Job: Repeat the material verbatim and drop the pictures.

Records for the task:
******
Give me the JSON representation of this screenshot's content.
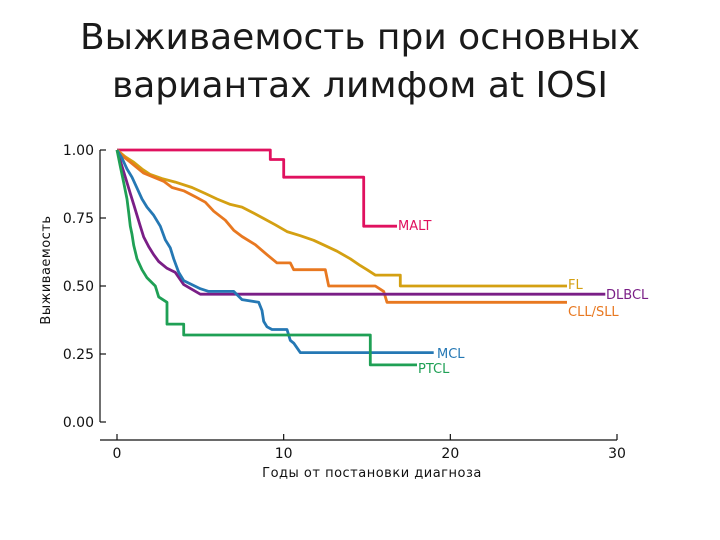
{
  "page": {
    "title_line1": "Выживаемость при основных",
    "title_line2": "вариантах лимфом at IOSI"
  },
  "chart_data": {
    "type": "line",
    "title": "Выживаемость при основных вариантах лимфом at IOSI",
    "xlabel": "Годы от постановки диагноза",
    "ylabel": "Выживаемость",
    "xlim": [
      0,
      30
    ],
    "ylim": [
      0,
      1
    ],
    "x_ticks": [
      0,
      10,
      20,
      30
    ],
    "x_tick_labels": [
      "0",
      "10",
      "20",
      "30"
    ],
    "y_ticks": [
      0,
      0.25,
      0.5,
      0.75,
      1
    ],
    "y_tick_labels": [
      "0.00",
      "0.25",
      "0.50",
      "0.75",
      "1.00"
    ],
    "grid": false,
    "series": [
      {
        "name": "MALT",
        "color": "#e0115f",
        "points": [
          [
            0,
            1.0
          ],
          [
            9.2,
            1.0
          ],
          [
            9.2,
            0.965
          ],
          [
            10,
            0.965
          ],
          [
            10,
            0.9
          ],
          [
            14.8,
            0.9
          ],
          [
            14.8,
            0.72
          ],
          [
            16.8,
            0.72
          ]
        ]
      },
      {
        "name": "FL",
        "color": "#d4a012",
        "points": [
          [
            0,
            1.0
          ],
          [
            0.5,
            0.975
          ],
          [
            1,
            0.955
          ],
          [
            1.5,
            0.93
          ],
          [
            2,
            0.91
          ],
          [
            2.7,
            0.895
          ],
          [
            3.5,
            0.882
          ],
          [
            4.5,
            0.862
          ],
          [
            5.3,
            0.84
          ],
          [
            6,
            0.82
          ],
          [
            6.8,
            0.8
          ],
          [
            7.5,
            0.79
          ],
          [
            8.2,
            0.768
          ],
          [
            8.8,
            0.748
          ],
          [
            9.5,
            0.725
          ],
          [
            10.2,
            0.7
          ],
          [
            11,
            0.685
          ],
          [
            11.8,
            0.668
          ],
          [
            12.5,
            0.648
          ],
          [
            13.2,
            0.628
          ],
          [
            14,
            0.6
          ],
          [
            14.6,
            0.575
          ],
          [
            15,
            0.56
          ],
          [
            15.5,
            0.54
          ],
          [
            17,
            0.54
          ],
          [
            17,
            0.5
          ],
          [
            27,
            0.5
          ]
        ]
      },
      {
        "name": "CLL/SLL",
        "color": "#e87820",
        "points": [
          [
            0,
            1.0
          ],
          [
            0.4,
            0.975
          ],
          [
            0.8,
            0.955
          ],
          [
            1.2,
            0.935
          ],
          [
            1.6,
            0.915
          ],
          [
            2.2,
            0.9
          ],
          [
            2.8,
            0.885
          ],
          [
            3.3,
            0.862
          ],
          [
            4,
            0.85
          ],
          [
            4.7,
            0.828
          ],
          [
            5.3,
            0.808
          ],
          [
            5.8,
            0.775
          ],
          [
            6.5,
            0.742
          ],
          [
            7,
            0.705
          ],
          [
            7.5,
            0.682
          ],
          [
            8.3,
            0.652
          ],
          [
            9,
            0.615
          ],
          [
            9.6,
            0.585
          ],
          [
            10.4,
            0.585
          ],
          [
            10.6,
            0.56
          ],
          [
            12.5,
            0.56
          ],
          [
            12.7,
            0.5
          ],
          [
            15.5,
            0.5
          ],
          [
            16,
            0.48
          ],
          [
            16.2,
            0.44
          ],
          [
            27,
            0.44
          ]
        ]
      },
      {
        "name": "DLBCL",
        "color": "#7a1e86",
        "points": [
          [
            0,
            1.0
          ],
          [
            0.2,
            0.96
          ],
          [
            0.4,
            0.92
          ],
          [
            0.6,
            0.88
          ],
          [
            0.8,
            0.84
          ],
          [
            1.0,
            0.8
          ],
          [
            1.2,
            0.76
          ],
          [
            1.4,
            0.72
          ],
          [
            1.6,
            0.68
          ],
          [
            1.9,
            0.645
          ],
          [
            2.2,
            0.615
          ],
          [
            2.5,
            0.59
          ],
          [
            3.0,
            0.565
          ],
          [
            3.5,
            0.55
          ],
          [
            4.0,
            0.505
          ],
          [
            5.0,
            0.47
          ],
          [
            5.5,
            0.47
          ],
          [
            29.3,
            0.47
          ]
        ]
      },
      {
        "name": "MCL",
        "color": "#2578b4",
        "points": [
          [
            0,
            1.0
          ],
          [
            0.3,
            0.97
          ],
          [
            0.6,
            0.93
          ],
          [
            0.9,
            0.9
          ],
          [
            1.2,
            0.86
          ],
          [
            1.5,
            0.82
          ],
          [
            1.8,
            0.79
          ],
          [
            2.2,
            0.76
          ],
          [
            2.6,
            0.72
          ],
          [
            2.9,
            0.67
          ],
          [
            3.2,
            0.64
          ],
          [
            3.4,
            0.6
          ],
          [
            3.7,
            0.55
          ],
          [
            4,
            0.52
          ],
          [
            5,
            0.49
          ],
          [
            5.5,
            0.48
          ],
          [
            7,
            0.48
          ],
          [
            7.5,
            0.45
          ],
          [
            8.5,
            0.44
          ],
          [
            8.7,
            0.41
          ],
          [
            8.8,
            0.37
          ],
          [
            9,
            0.35
          ],
          [
            9.3,
            0.34
          ],
          [
            10.2,
            0.34
          ],
          [
            10.4,
            0.3
          ],
          [
            10.6,
            0.29
          ],
          [
            11,
            0.255
          ],
          [
            19,
            0.255
          ]
        ]
      },
      {
        "name": "PTCL",
        "color": "#1fa055",
        "points": [
          [
            0,
            1.0
          ],
          [
            0.2,
            0.94
          ],
          [
            0.4,
            0.88
          ],
          [
            0.6,
            0.82
          ],
          [
            0.7,
            0.77
          ],
          [
            0.8,
            0.72
          ],
          [
            0.9,
            0.69
          ],
          [
            1.0,
            0.65
          ],
          [
            1.2,
            0.6
          ],
          [
            1.5,
            0.56
          ],
          [
            1.8,
            0.53
          ],
          [
            2.3,
            0.5
          ],
          [
            2.5,
            0.46
          ],
          [
            3,
            0.44
          ],
          [
            3,
            0.36
          ],
          [
            4,
            0.36
          ],
          [
            4,
            0.32
          ],
          [
            15.2,
            0.32
          ],
          [
            15.2,
            0.21
          ],
          [
            18,
            0.21
          ]
        ]
      }
    ],
    "annotations": [
      "MALT",
      "FL",
      "DLBCL",
      "CLL/SLL",
      "MCL",
      "PTCL"
    ]
  }
}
******
Solution:
Give me the JSON representation of this screenshot's content.
{
  "page": {
    "title_line1": "Выживаемость при основных",
    "title_line2": "вариантах лимфом at IOSI"
  },
  "chart_data": {
    "type": "line",
    "title": "Выживаемость при основных вариантах лимфом at IOSI",
    "xlabel": "Годы от постановки диагноза",
    "ylabel": "Выживаемость",
    "xlim": [
      0,
      30
    ],
    "ylim": [
      0,
      1
    ],
    "x_ticks": [
      0,
      10,
      20,
      30
    ],
    "x_tick_labels": [
      "0",
      "10",
      "20",
      "30"
    ],
    "y_ticks": [
      0,
      0.25,
      0.5,
      0.75,
      1
    ],
    "y_tick_labels": [
      "0.00",
      "0.25",
      "0.50",
      "0.75",
      "1.00"
    ],
    "grid": false,
    "series": [
      {
        "name": "MALT",
        "color": "#e0115f",
        "points": [
          [
            0,
            1.0
          ],
          [
            9.2,
            1.0
          ],
          [
            9.2,
            0.965
          ],
          [
            10,
            0.965
          ],
          [
            10,
            0.9
          ],
          [
            14.8,
            0.9
          ],
          [
            14.8,
            0.72
          ],
          [
            16.8,
            0.72
          ]
        ]
      },
      {
        "name": "FL",
        "color": "#d4a012",
        "points": [
          [
            0,
            1.0
          ],
          [
            0.5,
            0.975
          ],
          [
            1,
            0.955
          ],
          [
            1.5,
            0.93
          ],
          [
            2,
            0.91
          ],
          [
            2.7,
            0.895
          ],
          [
            3.5,
            0.882
          ],
          [
            4.5,
            0.862
          ],
          [
            5.3,
            0.84
          ],
          [
            6,
            0.82
          ],
          [
            6.8,
            0.8
          ],
          [
            7.5,
            0.79
          ],
          [
            8.2,
            0.768
          ],
          [
            8.8,
            0.748
          ],
          [
            9.5,
            0.725
          ],
          [
            10.2,
            0.7
          ],
          [
            11,
            0.685
          ],
          [
            11.8,
            0.668
          ],
          [
            12.5,
            0.648
          ],
          [
            13.2,
            0.628
          ],
          [
            14,
            0.6
          ],
          [
            14.6,
            0.575
          ],
          [
            15,
            0.56
          ],
          [
            15.5,
            0.54
          ],
          [
            17,
            0.54
          ],
          [
            17,
            0.5
          ],
          [
            27,
            0.5
          ]
        ]
      },
      {
        "name": "CLL/SLL",
        "color": "#e87820",
        "points": [
          [
            0,
            1.0
          ],
          [
            0.4,
            0.975
          ],
          [
            0.8,
            0.955
          ],
          [
            1.2,
            0.935
          ],
          [
            1.6,
            0.915
          ],
          [
            2.2,
            0.9
          ],
          [
            2.8,
            0.885
          ],
          [
            3.3,
            0.862
          ],
          [
            4,
            0.85
          ],
          [
            4.7,
            0.828
          ],
          [
            5.3,
            0.808
          ],
          [
            5.8,
            0.775
          ],
          [
            6.5,
            0.742
          ],
          [
            7,
            0.705
          ],
          [
            7.5,
            0.682
          ],
          [
            8.3,
            0.652
          ],
          [
            9,
            0.615
          ],
          [
            9.6,
            0.585
          ],
          [
            10.4,
            0.585
          ],
          [
            10.6,
            0.56
          ],
          [
            12.5,
            0.56
          ],
          [
            12.7,
            0.5
          ],
          [
            15.5,
            0.5
          ],
          [
            16,
            0.48
          ],
          [
            16.2,
            0.44
          ],
          [
            27,
            0.44
          ]
        ]
      },
      {
        "name": "DLBCL",
        "color": "#7a1e86",
        "points": [
          [
            0,
            1.0
          ],
          [
            0.2,
            0.96
          ],
          [
            0.4,
            0.92
          ],
          [
            0.6,
            0.88
          ],
          [
            0.8,
            0.84
          ],
          [
            1.0,
            0.8
          ],
          [
            1.2,
            0.76
          ],
          [
            1.4,
            0.72
          ],
          [
            1.6,
            0.68
          ],
          [
            1.9,
            0.645
          ],
          [
            2.2,
            0.615
          ],
          [
            2.5,
            0.59
          ],
          [
            3.0,
            0.565
          ],
          [
            3.5,
            0.55
          ],
          [
            4.0,
            0.505
          ],
          [
            5.0,
            0.47
          ],
          [
            5.5,
            0.47
          ],
          [
            29.3,
            0.47
          ]
        ]
      },
      {
        "name": "MCL",
        "color": "#2578b4",
        "points": [
          [
            0,
            1.0
          ],
          [
            0.3,
            0.97
          ],
          [
            0.6,
            0.93
          ],
          [
            0.9,
            0.9
          ],
          [
            1.2,
            0.86
          ],
          [
            1.5,
            0.82
          ],
          [
            1.8,
            0.79
          ],
          [
            2.2,
            0.76
          ],
          [
            2.6,
            0.72
          ],
          [
            2.9,
            0.67
          ],
          [
            3.2,
            0.64
          ],
          [
            3.4,
            0.6
          ],
          [
            3.7,
            0.55
          ],
          [
            4,
            0.52
          ],
          [
            5,
            0.49
          ],
          [
            5.5,
            0.48
          ],
          [
            7,
            0.48
          ],
          [
            7.5,
            0.45
          ],
          [
            8.5,
            0.44
          ],
          [
            8.7,
            0.41
          ],
          [
            8.8,
            0.37
          ],
          [
            9,
            0.35
          ],
          [
            9.3,
            0.34
          ],
          [
            10.2,
            0.34
          ],
          [
            10.4,
            0.3
          ],
          [
            10.6,
            0.29
          ],
          [
            11,
            0.255
          ],
          [
            19,
            0.255
          ]
        ]
      },
      {
        "name": "PTCL",
        "color": "#1fa055",
        "points": [
          [
            0,
            1.0
          ],
          [
            0.2,
            0.94
          ],
          [
            0.4,
            0.88
          ],
          [
            0.6,
            0.82
          ],
          [
            0.7,
            0.77
          ],
          [
            0.8,
            0.72
          ],
          [
            0.9,
            0.69
          ],
          [
            1.0,
            0.65
          ],
          [
            1.2,
            0.6
          ],
          [
            1.5,
            0.56
          ],
          [
            1.8,
            0.53
          ],
          [
            2.3,
            0.5
          ],
          [
            2.5,
            0.46
          ],
          [
            3,
            0.44
          ],
          [
            3,
            0.36
          ],
          [
            4,
            0.36
          ],
          [
            4,
            0.32
          ],
          [
            15.2,
            0.32
          ],
          [
            15.2,
            0.21
          ],
          [
            18,
            0.21
          ]
        ]
      }
    ],
    "annotations": [
      "MALT",
      "FL",
      "DLBCL",
      "CLL/SLL",
      "MCL",
      "PTCL"
    ]
  }
}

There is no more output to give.